• Written problem:
Go through the entries below and collect each line with the string "value" in it.

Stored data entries
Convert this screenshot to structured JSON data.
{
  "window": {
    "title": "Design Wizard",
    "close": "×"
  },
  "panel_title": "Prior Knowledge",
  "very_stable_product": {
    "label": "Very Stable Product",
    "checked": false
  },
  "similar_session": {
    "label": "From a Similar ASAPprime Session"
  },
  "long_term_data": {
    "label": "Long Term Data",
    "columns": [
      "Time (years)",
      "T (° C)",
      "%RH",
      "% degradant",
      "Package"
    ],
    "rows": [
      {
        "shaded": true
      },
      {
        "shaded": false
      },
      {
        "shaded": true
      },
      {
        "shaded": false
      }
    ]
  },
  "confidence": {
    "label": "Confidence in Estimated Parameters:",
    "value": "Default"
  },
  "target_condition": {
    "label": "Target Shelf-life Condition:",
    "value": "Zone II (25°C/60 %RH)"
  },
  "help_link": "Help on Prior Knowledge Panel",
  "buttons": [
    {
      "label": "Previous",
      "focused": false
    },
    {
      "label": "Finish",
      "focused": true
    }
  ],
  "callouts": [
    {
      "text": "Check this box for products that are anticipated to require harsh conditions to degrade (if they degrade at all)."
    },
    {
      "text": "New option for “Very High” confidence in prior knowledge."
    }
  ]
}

• Answer below:
    "value": "Default"
    "value": "Zone II (25°C/60 %RH)"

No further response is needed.